■ WORK REQUIRED
Reproduce the data below line for line without any changes, but omit the pictures.

■ SOURCE DATA

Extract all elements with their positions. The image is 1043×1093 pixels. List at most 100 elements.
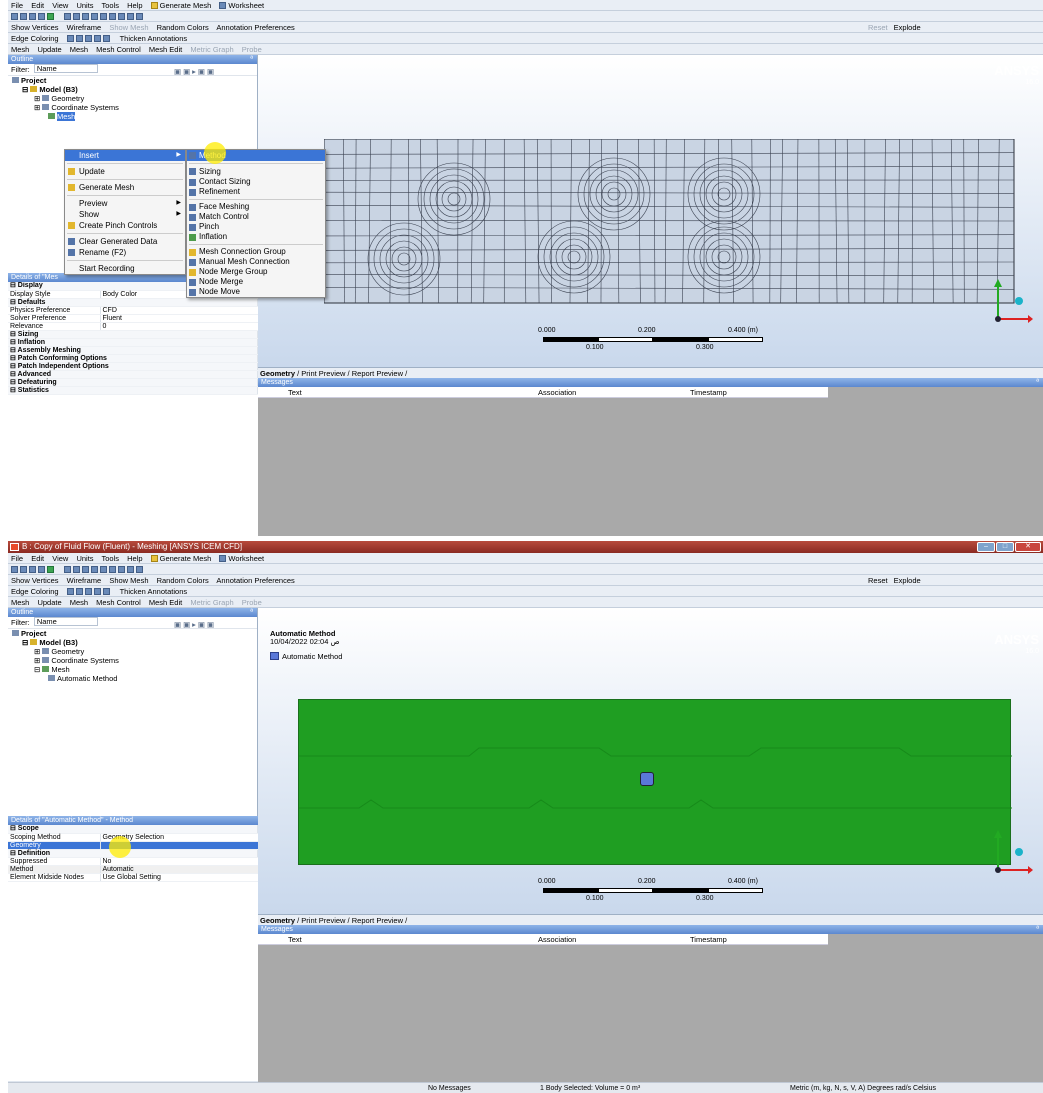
tree-item-project[interactable]: Project — [12, 629, 257, 638]
worksheet-button[interactable]: Worksheet — [219, 554, 264, 563]
generate-mesh-button[interactable]: Generate Mesh — [150, 554, 211, 563]
details-value[interactable]: No — [100, 857, 258, 866]
thicken-annotations-button[interactable]: Thicken Annotations — [120, 34, 188, 43]
menu-view[interactable]: View — [52, 554, 68, 563]
graphics-viewport[interactable]: ANSYS 16.0 0.000 0.200 0.400 (m) 0.100 0.… — [258, 55, 1043, 367]
submenu-refinement[interactable]: Refinement — [187, 187, 325, 197]
details-value[interactable]: Fluent — [100, 314, 258, 323]
mesh-dropdown[interactable]: Mesh — [70, 598, 88, 607]
metric-graph-button[interactable]: Metric Graph — [190, 45, 233, 54]
submenu-mesh-connection-group[interactable]: Mesh Connection Group — [187, 247, 325, 257]
menu-item-start-recording[interactable]: Start Recording — [65, 263, 185, 274]
details-value[interactable]: Use Global Setting — [100, 873, 258, 882]
tab-report-preview[interactable]: Report Preview — [352, 369, 403, 378]
annotation-preferences-button[interactable]: Annotation Preferences — [216, 576, 294, 585]
menu-tools[interactable]: Tools — [101, 1, 119, 10]
menu-item-create-pinch[interactable]: Create Pinch Controls — [65, 220, 185, 231]
tab-geometry[interactable]: Geometry — [260, 916, 295, 925]
details-row[interactable]: ⊟ Inflation — [8, 338, 258, 347]
details-row[interactable]: ⊟ Advanced — [8, 370, 258, 379]
filter-select[interactable]: Name — [33, 617, 98, 626]
submenu-inflation[interactable]: Inflation — [187, 232, 325, 242]
edge-coloring-button[interactable]: Edge Coloring — [11, 587, 59, 596]
tree-item-coordinate-systems[interactable]: ⊞ Coordinate Systems — [12, 656, 257, 665]
details-row[interactable]: Physics Preference CFD — [8, 306, 258, 315]
filter-select[interactable]: Name — [33, 64, 98, 73]
menu-item-rename[interactable]: Rename (F2) — [65, 247, 185, 258]
details-row[interactable]: ⊟ Patch Conforming Options — [8, 354, 258, 363]
details-row[interactable]: Solver Preference Fluent — [8, 314, 258, 323]
metric-graph-button[interactable]: Metric Graph — [190, 598, 233, 607]
axis-triad-icon[interactable] — [983, 828, 1033, 878]
mesh-control-dropdown[interactable]: Mesh Control — [96, 598, 141, 607]
tree-item-coordinate-systems[interactable]: ⊞ Coordinate Systems — [12, 103, 257, 112]
mesh-edit-dropdown[interactable]: Mesh Edit — [149, 45, 182, 54]
details-row[interactable]: ⊟ Sizing — [8, 330, 258, 339]
explode-button[interactable]: Explode — [894, 576, 921, 585]
details-value[interactable]: CFD — [100, 306, 258, 315]
edge-coloring-button[interactable]: Edge Coloring — [11, 34, 59, 43]
tree-item-model[interactable]: ⊟ Model (B3) — [12, 638, 257, 647]
probe-button[interactable]: Probe — [242, 598, 262, 607]
status-units[interactable]: Metric (m, kg, N, s, V, A) Degrees rad/s… — [790, 1083, 936, 1093]
view-tools-icon[interactable] — [64, 12, 145, 21]
mesh-dropdown[interactable]: Mesh — [70, 45, 88, 54]
mesh-control-dropdown[interactable]: Mesh Control — [96, 45, 141, 54]
details-row[interactable]: ⊟ Assembly Meshing — [8, 346, 258, 355]
tree-item-mesh[interactable]: Mesh — [12, 112, 257, 121]
random-colors-button[interactable]: Random Colors — [157, 576, 209, 585]
submenu-node-merge[interactable]: Node Merge — [187, 277, 325, 287]
menu-file[interactable]: File — [11, 554, 23, 563]
probe-button[interactable]: Probe — [242, 45, 262, 54]
view-tools-icon[interactable] — [64, 565, 145, 574]
tree-item-geometry[interactable]: ⊞ Geometry — [12, 94, 257, 103]
random-colors-button[interactable]: Random Colors — [157, 23, 209, 32]
show-vertices-button[interactable]: Show Vertices — [11, 576, 59, 585]
graphics-viewport[interactable]: Automatic Method 10/04/2022 02:04 ص Auto… — [258, 608, 1043, 914]
details-row[interactable]: Suppressed No — [8, 857, 258, 866]
wireframe-button[interactable]: Wireframe — [67, 23, 102, 32]
status-messages[interactable]: No Messages — [428, 1083, 471, 1093]
details-row[interactable]: Geometry — [8, 841, 258, 850]
menu-item-update[interactable]: Update — [65, 166, 185, 177]
edge-tools-icon[interactable] — [66, 34, 112, 43]
menu-item-show[interactable]: Show ▶ — [65, 209, 185, 220]
select-mode-icon[interactable] — [11, 565, 56, 574]
generate-mesh-button[interactable]: Generate Mesh — [150, 1, 211, 10]
menu-item-preview[interactable]: Preview ▶ — [65, 198, 185, 209]
maximize-button[interactable]: □ — [996, 542, 1014, 552]
menu-item-clear-data[interactable]: Clear Generated Data — [65, 236, 185, 247]
close-button[interactable]: ✕ — [1015, 542, 1041, 552]
tab-print-preview[interactable]: Print Preview — [301, 369, 345, 378]
details-row[interactable]: Scoping Method Geometry Selection — [8, 833, 258, 842]
edge-tools-icon[interactable] — [66, 587, 112, 596]
show-mesh-button[interactable]: Show Mesh — [109, 576, 148, 585]
submenu-manual-mesh-connection[interactable]: Manual Mesh Connection — [187, 257, 325, 267]
tree-item-automatic-method[interactable]: Automatic Method — [12, 674, 257, 683]
tab-report-preview[interactable]: Report Preview — [352, 916, 403, 925]
filter-tools-icon[interactable]: ▣▣▸▣▣ — [174, 619, 216, 631]
menu-units[interactable]: Units — [76, 554, 93, 563]
update-button[interactable]: Update — [37, 45, 61, 54]
submenu-face-meshing[interactable]: Face Meshing — [187, 202, 325, 212]
mesh-edit-dropdown[interactable]: Mesh Edit — [149, 598, 182, 607]
filter-tools-icon[interactable]: ▣▣▸▣▣ — [174, 66, 216, 78]
menu-edit[interactable]: Edit — [31, 1, 44, 10]
worksheet-button[interactable]: Worksheet — [219, 1, 264, 10]
selected-body[interactable] — [298, 699, 1012, 865]
tab-geometry[interactable]: Geometry — [260, 369, 295, 378]
menu-tools[interactable]: Tools — [101, 554, 119, 563]
details-row[interactable]: ⊟ Definition — [8, 849, 258, 858]
menu-edit[interactable]: Edit — [31, 554, 44, 563]
minimize-button[interactable]: – — [977, 542, 995, 552]
menu-units[interactable]: Units — [76, 1, 93, 10]
submenu-node-move[interactable]: Node Move — [187, 287, 325, 297]
menu-item-generate-mesh[interactable]: Generate Mesh — [65, 182, 185, 193]
details-row[interactable]: ⊟ Defeaturing — [8, 378, 258, 387]
details-row[interactable]: ⊟ Defaults — [8, 298, 258, 307]
show-vertices-button[interactable]: Show Vertices — [11, 23, 59, 32]
submenu-sizing[interactable]: Sizing — [187, 166, 325, 177]
select-mode-icon[interactable] — [11, 12, 56, 21]
menu-view[interactable]: View — [52, 1, 68, 10]
details-row[interactable]: ⊟ Patch Independent Options — [8, 362, 258, 371]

■ FINISHED EXERCISE
Extract all elements with their positions. The image is 1043×1093 pixels. List at most 100 elements.
tree-item-project[interactable]: Project — [12, 629, 257, 638]
worksheet-button[interactable]: Worksheet — [219, 554, 264, 563]
generate-mesh-button[interactable]: Generate Mesh — [150, 554, 211, 563]
details-value[interactable]: No — [100, 857, 258, 866]
thicken-annotations-button[interactable]: Thicken Annotations — [120, 34, 188, 43]
menu-view[interactable]: View — [52, 554, 68, 563]
graphics-viewport[interactable]: ANSYS 16.0 0.000 0.200 0.400 (m) 0.100 0.… — [258, 55, 1043, 367]
submenu-refinement[interactable]: Refinement — [187, 187, 325, 197]
details-value[interactable]: Fluent — [100, 314, 258, 323]
mesh-dropdown[interactable]: Mesh — [70, 598, 88, 607]
metric-graph-button[interactable]: Metric Graph — [190, 45, 233, 54]
submenu-mesh-connection-group[interactable]: Mesh Connection Group — [187, 247, 325, 257]
menu-item-start-recording[interactable]: Start Recording — [65, 263, 185, 274]
details-value[interactable]: Use Global Setting — [100, 873, 258, 882]
tab-report-preview[interactable]: Report Preview — [352, 369, 403, 378]
annotation-preferences-button[interactable]: Annotation Preferences — [216, 576, 294, 585]
menu-tools[interactable]: Tools — [101, 1, 119, 10]
menu-item-create-pinch[interactable]: Create Pinch Controls — [65, 220, 185, 231]
tab-geometry[interactable]: Geometry — [260, 916, 295, 925]
details-row[interactable]: ⊟ Inflation — [8, 338, 258, 347]
details-row[interactable]: ⊟ Advanced — [8, 370, 258, 379]
filter-select[interactable]: Name — [33, 617, 98, 626]
submenu-inflation[interactable]: Inflation — [187, 232, 325, 242]
edge-coloring-button[interactable]: Edge Coloring — [11, 587, 59, 596]
tree-item-coordinate-systems[interactable]: ⊞ Coordinate Systems — [12, 656, 257, 665]
details-row[interactable]: Physics Preference CFD — [8, 306, 258, 315]
filter-select[interactable]: Name — [33, 64, 98, 73]
menu-item-rename[interactable]: Rename (F2) — [65, 247, 185, 258]
details-row[interactable]: ⊟ Patch Conforming Options — [8, 354, 258, 363]
details-row[interactable]: Solver Preference Fluent — [8, 314, 258, 323]
metric-graph-button[interactable]: Metric Graph — [190, 598, 233, 607]
axis-triad-icon[interactable] — [983, 828, 1033, 878]
mesh-control-dropdown[interactable]: Mesh Control — [96, 598, 141, 607]
tree-item-coordinate-systems[interactable]: ⊞ Coordinate Systems — [12, 103, 257, 112]
mesh-edit-dropdown[interactable]: Mesh Edit — [149, 45, 182, 54]
details-row[interactable]: ⊟ Sizing — [8, 330, 258, 339]
explode-button[interactable]: Explode — [894, 576, 921, 585]
details-value[interactable]: CFD — [100, 306, 258, 315]
edge-coloring-button[interactable]: Edge Coloring — [11, 34, 59, 43]
tree-item-model[interactable]: ⊟ Model (B3) — [12, 638, 257, 647]
probe-button[interactable]: Probe — [242, 598, 262, 607]
status-units[interactable]: Metric (m, kg, N, s, V, A) Degrees rad/s… — [790, 1083, 936, 1093]
view-tools-icon[interactable] — [64, 12, 145, 21]
mesh-dropdown[interactable]: Mesh — [70, 45, 88, 54]
mesh-control-dropdown[interactable]: Mesh Control — [96, 45, 141, 54]
details-row[interactable]: ⊟ Assembly Meshing — [8, 346, 258, 355]
tree-item-mesh[interactable]: Mesh — [12, 112, 257, 121]
random-colors-button[interactable]: Random Colors — [157, 576, 209, 585]
submenu-node-merge[interactable]: Node Merge — [187, 277, 325, 287]
menu-file[interactable]: File — [11, 554, 23, 563]
probe-button[interactable]: Probe — [242, 45, 262, 54]
view-tools-icon[interactable] — [64, 565, 145, 574]
tree-item-geometry[interactable]: ⊞ Geometry — [12, 94, 257, 103]
random-colors-button[interactable]: Random Colors — [157, 23, 209, 32]
show-vertices-button[interactable]: Show Vertices — [11, 576, 59, 585]
graphics-viewport[interactable]: Automatic Method 10/04/2022 02:04 ص Auto… — [258, 608, 1043, 914]
details-row[interactable]: Suppressed No — [8, 857, 258, 866]
wireframe-button[interactable]: Wireframe — [67, 23, 102, 32]
status-messages[interactable]: No Messages — [428, 1083, 471, 1093]
details-row[interactable]: Geometry — [8, 841, 258, 850]
menu-item-update[interactable]: Update — [65, 166, 185, 177]
edge-tools-icon[interactable] — [66, 34, 112, 43]
menu-item-show[interactable]: Show ▶ — [65, 209, 185, 220]
select-mode-icon[interactable] — [11, 565, 56, 574]
generate-mesh-button[interactable]: Generate Mesh — [150, 1, 211, 10]
menu-item-preview[interactable]: Preview ▶ — [65, 198, 185, 209]
maximize-button[interactable]: □ — [996, 542, 1014, 552]
menu-item-clear-data[interactable]: Clear Generated Data — [65, 236, 185, 247]
close-button[interactable]: ✕ — [1015, 542, 1041, 552]
tab-print-preview[interactable]: Print Preview — [301, 369, 345, 378]
details-row[interactable]: Scoping Method Geometry Selection — [8, 833, 258, 842]
edge-tools-icon[interactable] — [66, 587, 112, 596]
show-mesh-button[interactable]: Show Mesh — [109, 576, 148, 585]
submenu-manual-mesh-connection[interactable]: Manual Mesh Connection — [187, 257, 325, 267]
tree-item-automatic-method[interactable]: Automatic Method — [12, 674, 257, 683]
tab-report-preview[interactable]: Report Preview — [352, 916, 403, 925]
filter-tools-icon[interactable]: ▣▣▸▣▣ — [174, 619, 216, 631]
menu-units[interactable]: Units — [76, 554, 93, 563]
update-button[interactable]: Update — [37, 45, 61, 54]
submenu-face-meshing[interactable]: Face Meshing — [187, 202, 325, 212]
mesh-edit-dropdown[interactable]: Mesh Edit — [149, 598, 182, 607]
filter-tools-icon[interactable]: ▣▣▸▣▣ — [174, 66, 216, 78]
menu-edit[interactable]: Edit — [31, 1, 44, 10]
worksheet-button[interactable]: Worksheet — [219, 1, 264, 10]
selected-body[interactable] — [298, 699, 1012, 865]
tab-geometry[interactable]: Geometry — [260, 369, 295, 378]
menu-tools[interactable]: Tools — [101, 554, 119, 563]
details-row[interactable]: ⊟ Definition — [8, 849, 258, 858]
menu-edit[interactable]: Edit — [31, 554, 44, 563]
minimize-button[interactable]: – — [977, 542, 995, 552]
menu-units[interactable]: Units — [76, 1, 93, 10]
submenu-node-move[interactable]: Node Move — [187, 287, 325, 297]
menu-item-generate-mesh[interactable]: Generate Mesh — [65, 182, 185, 193]
details-row[interactable]: ⊟ Defeaturing — [8, 378, 258, 387]
details-row[interactable]: ⊟ Defaults — [8, 298, 258, 307]
show-vertices-button[interactable]: Show Vertices — [11, 23, 59, 32]
submenu-sizing[interactable]: Sizing — [187, 166, 325, 177]
select-mode-icon[interactable] — [11, 12, 56, 21]
menu-view[interactable]: View — [52, 1, 68, 10]
details-row[interactable]: ⊟ Patch Independent Options — [8, 362, 258, 371]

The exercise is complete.